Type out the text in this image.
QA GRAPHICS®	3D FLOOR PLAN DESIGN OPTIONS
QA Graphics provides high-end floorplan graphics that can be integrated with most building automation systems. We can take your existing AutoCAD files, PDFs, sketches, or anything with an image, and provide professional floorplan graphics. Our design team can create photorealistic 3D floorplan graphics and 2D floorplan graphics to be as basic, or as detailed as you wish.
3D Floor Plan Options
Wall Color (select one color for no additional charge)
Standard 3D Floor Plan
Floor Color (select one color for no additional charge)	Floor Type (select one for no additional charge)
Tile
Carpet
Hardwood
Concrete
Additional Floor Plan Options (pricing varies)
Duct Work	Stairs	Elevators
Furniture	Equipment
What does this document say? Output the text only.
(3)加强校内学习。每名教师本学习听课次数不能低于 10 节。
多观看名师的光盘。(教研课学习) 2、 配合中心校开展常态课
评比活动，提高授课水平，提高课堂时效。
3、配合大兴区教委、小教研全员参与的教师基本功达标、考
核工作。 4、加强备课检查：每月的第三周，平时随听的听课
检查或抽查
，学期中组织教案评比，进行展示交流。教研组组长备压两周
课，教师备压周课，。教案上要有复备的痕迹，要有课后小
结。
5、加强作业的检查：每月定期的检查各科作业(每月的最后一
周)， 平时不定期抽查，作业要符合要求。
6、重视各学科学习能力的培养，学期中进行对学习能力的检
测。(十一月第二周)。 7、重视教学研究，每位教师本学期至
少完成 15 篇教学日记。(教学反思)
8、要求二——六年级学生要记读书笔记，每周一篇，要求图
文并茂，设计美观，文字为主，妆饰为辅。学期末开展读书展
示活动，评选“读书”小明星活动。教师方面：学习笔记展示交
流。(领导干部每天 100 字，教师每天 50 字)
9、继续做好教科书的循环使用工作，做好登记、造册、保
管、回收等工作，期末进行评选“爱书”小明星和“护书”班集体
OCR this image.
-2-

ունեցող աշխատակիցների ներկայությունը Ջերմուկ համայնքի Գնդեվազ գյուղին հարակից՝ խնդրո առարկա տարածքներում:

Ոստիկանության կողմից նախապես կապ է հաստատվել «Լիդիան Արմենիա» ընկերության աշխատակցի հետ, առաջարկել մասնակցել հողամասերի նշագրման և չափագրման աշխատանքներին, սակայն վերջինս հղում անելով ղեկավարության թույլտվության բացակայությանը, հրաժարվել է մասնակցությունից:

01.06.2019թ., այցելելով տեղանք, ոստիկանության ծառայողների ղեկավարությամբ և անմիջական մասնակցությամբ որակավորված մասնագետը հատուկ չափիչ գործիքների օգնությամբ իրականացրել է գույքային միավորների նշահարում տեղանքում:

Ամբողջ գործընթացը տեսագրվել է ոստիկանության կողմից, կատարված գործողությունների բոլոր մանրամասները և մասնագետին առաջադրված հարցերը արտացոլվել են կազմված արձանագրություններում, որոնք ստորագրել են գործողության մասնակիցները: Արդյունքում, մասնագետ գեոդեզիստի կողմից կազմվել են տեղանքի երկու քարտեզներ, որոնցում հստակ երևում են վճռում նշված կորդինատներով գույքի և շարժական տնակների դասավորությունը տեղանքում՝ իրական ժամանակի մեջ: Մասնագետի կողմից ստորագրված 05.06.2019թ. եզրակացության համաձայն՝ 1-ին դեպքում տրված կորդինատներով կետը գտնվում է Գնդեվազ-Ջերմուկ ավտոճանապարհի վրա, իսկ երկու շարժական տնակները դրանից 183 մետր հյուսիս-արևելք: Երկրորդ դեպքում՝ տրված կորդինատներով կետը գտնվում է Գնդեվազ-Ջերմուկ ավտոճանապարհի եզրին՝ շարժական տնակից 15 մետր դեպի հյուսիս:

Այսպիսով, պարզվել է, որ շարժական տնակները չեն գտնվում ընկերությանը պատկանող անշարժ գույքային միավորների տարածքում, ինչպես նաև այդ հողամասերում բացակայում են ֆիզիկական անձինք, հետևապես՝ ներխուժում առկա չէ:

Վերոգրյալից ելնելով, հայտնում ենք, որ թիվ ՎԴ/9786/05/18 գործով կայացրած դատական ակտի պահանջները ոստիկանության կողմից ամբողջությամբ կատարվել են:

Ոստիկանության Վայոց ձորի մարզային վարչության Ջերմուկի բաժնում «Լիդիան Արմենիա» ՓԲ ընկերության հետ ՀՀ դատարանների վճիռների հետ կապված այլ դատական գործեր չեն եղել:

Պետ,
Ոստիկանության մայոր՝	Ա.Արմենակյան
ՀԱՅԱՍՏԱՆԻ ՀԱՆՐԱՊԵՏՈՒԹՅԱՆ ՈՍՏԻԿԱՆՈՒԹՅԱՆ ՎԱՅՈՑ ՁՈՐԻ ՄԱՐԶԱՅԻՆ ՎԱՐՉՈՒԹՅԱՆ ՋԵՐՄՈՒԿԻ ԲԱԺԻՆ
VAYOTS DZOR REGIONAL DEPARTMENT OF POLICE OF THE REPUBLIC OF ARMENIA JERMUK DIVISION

Stated problem =>
Extract each line from the listing above, please, and repeat it exactly.

Result for this task =>
Type out the text in this image.
QA GRAPHICS®	3D FLOOR PLAN DESIGN OPTIONS
QA Graphics provides high-end floorplan graphics that can be integrated with most building automation systems. We can take your existing AutoCAD files, PDFs, sketches, or anything with an image, and provide professional floorplan graphics. Our design team can create photorealistic 3D floorplan graphics and 2D floorplan graphics to be as basic, or as detailed as you wish.
3D Floor Plan Options
Wall Color (select one color for no additional charge)
Standard 3D Floor Plan
Floor Color (select one color for no additional charge)	Floor Type (select one for no additional charge)
Tile
Carpet
Hardwood
Concrete
Additional Floor Plan Options (pricing varies)
Duct Work	Stairs	Elevators
Furniture	Equipment
What does this document say? Output the text only.
(3)加强校内学习。每名教师本学习听课次数不能低于 10 节。
多观看名师的光盘。(教研课学习) 2、 配合中心校开展常态课
评比活动，提高授课水平，提高课堂时效。
3、配合大兴区教委、小教研全员参与的教师基本功达标、考
核工作。 4、加强备课检查：每月的第三周，平时随听的听课
检查或抽查
，学期中组织教案评比，进行展示交流。教研组组长备压两周
课，教师备压周课，。教案上要有复备的痕迹，要有课后小
结。
5、加强作业的检查：每月定期的检查各科作业(每月的最后一
周)， 平时不定期抽查，作业要符合要求。
6、重视各学科学习能力的培养，学期中进行对学习能力的检
测。(十一月第二周)。 7、重视教学研究，每位教师本学期至
少完成 15 篇教学日记。(教学反思)
8、要求二——六年级学生要记读书笔记，每周一篇，要求图
文并茂，设计美观，文字为主，妆饰为辅。学期末开展读书展
示活动，评选“读书”小明星活动。教师方面：学习笔记展示交
流。(领导干部每天 100 字，教师每天 50 字)
9、继续做好教科书的循环使用工作，做好登记、造册、保
管、回收等工作，期末进行评选“爱书”小明星和“护书”班集体
OCR this image.
-2-

ունեցող աշխատակիցների ներկայությունը Ջերմուկ համայնքի Գնդեվազ գյուղին հարակից՝ խնդրո առարկա տարածքներում:

Ոստիկանության կողմից նախապես կապ է հաստատվել «Լիդիան Արմենիա» ընկերության աշխատակցի հետ, առաջարկել մասնակցել հողամասերի նշագրման և չափագրման աշխատանքներին, սակայն վերջինս հղում անելով ղեկավարության թույլտվության բացակայությանը, հրաժարվել է մասնակցությունից:

01.06.2019թ., այցելելով տեղանք, ոստիկանության ծառայողների ղեկավարությամբ և անմիջական մասնակցությամբ որակավորված մասնագետը հատուկ չափիչ գործիքների օգնությամբ իրականացրել է գույքային միավորների նշահարում տեղանքում:

Ամբողջ գործընթացը տեսագրվել է ոստիկանության կողմից, կատարված գործողությունների բոլոր մանրամասները և մասնագետին առաջադրված հարցերը արտացոլվել են կազմված արձանագրություններում, որոնք ստորագրել են գործողության մասնակիցները: Արդյունքում, մասնագետ գեոդեզիստի կողմից կազմվել են տեղանքի երկու քարտեզներ, որոնցում հստակ երևում են վճռում նշված կորդինատներով գույքի և շարժական տնակների դասավորությունը տեղանքում՝ իրական ժամանակի մեջ: Մասնագետի կողմից ստորագրված 05.06.2019թ. եզրակացության համաձայն՝ 1-ին դեպքում տրված կորդինատներով կետը գտնվում է Գնդեվազ-Ջերմուկ ավտոճանապարհի վրա, իսկ երկու շարժական տնակները դրանից 183 մետր հյուսիս-արևելք: Երկրորդ դեպքում՝ տրված կորդինատներով կետը գտնվում է Գնդեվազ-Ջերմուկ ավտոճանապարհի եզրին՝ շարժական տնակից 15 մետր դեպի հյուսիս:

Այսպիսով, պարզվել է, որ շարժական տնակները չեն գտնվում ընկերությանը պատկանող անշարժ գույքային միավորների տարածքում, ինչպես նաև այդ հողամասերում բացակայում են ֆիզիկական անձինք, հետևապես՝ ներխուժում առկա չէ:

Վերոգրյալից ելնելով, հայտնում ենք, որ թիվ ՎԴ/9786/05/18 գործով կայացրած դատական ակտի պահանջները ոստիկանության կողմից ամբողջությամբ կատարվել են:

Ոստիկանության Վայոց ձորի մարզային վարչության Ջերմուկի բաժնում «Լիդիան Արմենիա» ՓԲ ընկերության հետ ՀՀ դատարանների վճիռների հետ կապված այլ դատական գործեր չեն եղել:

Պետ,
Ոստիկանության մայոր՝	Ա.Արմենակյան
ՀԱՅԱՍՏԱՆԻ ՀԱՆՐԱՊԵՏՈՒԹՅԱՆ ՈՍՏԻԿԱՆՈՒԹՅԱՆ ՎԱՅՈՑ ՁՈՐԻ ՄԱՐԶԱՅԻՆ ՎԱՐՉՈՒԹՅԱՆ ՋԵՐՄՈՒԿԻ ԲԱԺԻՆ
VAYOTS DZOR REGIONAL DEPARTMENT OF POLICE OF THE REPUBLIC OF ARMENIA JERMUK DIVISION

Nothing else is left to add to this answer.